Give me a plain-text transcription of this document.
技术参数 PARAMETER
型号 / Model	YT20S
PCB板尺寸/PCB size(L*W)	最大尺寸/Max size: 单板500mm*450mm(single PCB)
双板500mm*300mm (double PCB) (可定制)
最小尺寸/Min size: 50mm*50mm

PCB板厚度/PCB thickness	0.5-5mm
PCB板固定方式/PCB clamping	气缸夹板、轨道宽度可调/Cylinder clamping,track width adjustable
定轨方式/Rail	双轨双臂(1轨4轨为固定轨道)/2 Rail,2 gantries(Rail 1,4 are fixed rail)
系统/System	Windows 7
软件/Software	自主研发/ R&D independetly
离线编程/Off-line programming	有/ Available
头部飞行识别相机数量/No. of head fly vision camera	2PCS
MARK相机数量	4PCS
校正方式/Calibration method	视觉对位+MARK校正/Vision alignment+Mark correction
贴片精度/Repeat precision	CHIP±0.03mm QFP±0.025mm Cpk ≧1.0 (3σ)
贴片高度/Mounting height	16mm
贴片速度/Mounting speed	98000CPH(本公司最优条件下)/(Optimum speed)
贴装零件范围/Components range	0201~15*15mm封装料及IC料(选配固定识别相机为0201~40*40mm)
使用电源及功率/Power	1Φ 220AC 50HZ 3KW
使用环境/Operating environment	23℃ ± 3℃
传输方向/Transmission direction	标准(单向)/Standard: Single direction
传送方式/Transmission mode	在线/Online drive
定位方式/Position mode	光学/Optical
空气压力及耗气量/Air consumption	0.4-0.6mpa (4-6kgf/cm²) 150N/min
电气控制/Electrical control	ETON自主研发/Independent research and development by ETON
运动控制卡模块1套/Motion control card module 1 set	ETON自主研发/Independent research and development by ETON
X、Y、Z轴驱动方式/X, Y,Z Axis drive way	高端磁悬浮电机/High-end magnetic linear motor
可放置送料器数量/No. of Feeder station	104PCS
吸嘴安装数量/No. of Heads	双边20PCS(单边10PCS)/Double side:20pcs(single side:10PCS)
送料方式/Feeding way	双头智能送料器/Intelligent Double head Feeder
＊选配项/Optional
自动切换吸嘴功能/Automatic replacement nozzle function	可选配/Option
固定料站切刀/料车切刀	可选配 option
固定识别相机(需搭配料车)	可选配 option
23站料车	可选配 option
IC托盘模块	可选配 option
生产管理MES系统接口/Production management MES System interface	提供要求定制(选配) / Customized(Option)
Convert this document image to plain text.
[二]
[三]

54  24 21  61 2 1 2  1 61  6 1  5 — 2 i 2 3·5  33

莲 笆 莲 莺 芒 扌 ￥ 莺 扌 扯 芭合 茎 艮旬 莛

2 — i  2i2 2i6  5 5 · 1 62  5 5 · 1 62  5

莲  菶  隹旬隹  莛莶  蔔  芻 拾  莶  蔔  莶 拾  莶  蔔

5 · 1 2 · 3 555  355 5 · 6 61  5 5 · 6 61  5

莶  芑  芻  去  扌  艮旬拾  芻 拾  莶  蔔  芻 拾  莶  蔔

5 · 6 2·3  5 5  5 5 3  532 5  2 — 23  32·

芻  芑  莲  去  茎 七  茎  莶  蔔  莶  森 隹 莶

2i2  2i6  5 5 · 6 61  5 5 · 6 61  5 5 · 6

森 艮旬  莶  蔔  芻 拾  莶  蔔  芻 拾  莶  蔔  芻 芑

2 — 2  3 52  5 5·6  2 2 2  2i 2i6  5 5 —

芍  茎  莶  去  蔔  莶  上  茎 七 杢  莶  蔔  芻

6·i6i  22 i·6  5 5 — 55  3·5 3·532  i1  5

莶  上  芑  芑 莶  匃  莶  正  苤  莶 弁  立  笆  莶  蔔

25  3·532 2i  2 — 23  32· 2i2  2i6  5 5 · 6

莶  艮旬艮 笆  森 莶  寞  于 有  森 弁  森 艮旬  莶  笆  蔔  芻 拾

**SHORT TASK:**
Using the listing, collect all lines in which the string "control" is found.

**THE RESULT:**
电气控制/Electrical control	ETON自主研发/Independent research and development by ETON
运动控制卡模块1套/Motion control card module 1 set	ETON自主研发/Independent research and development by ETON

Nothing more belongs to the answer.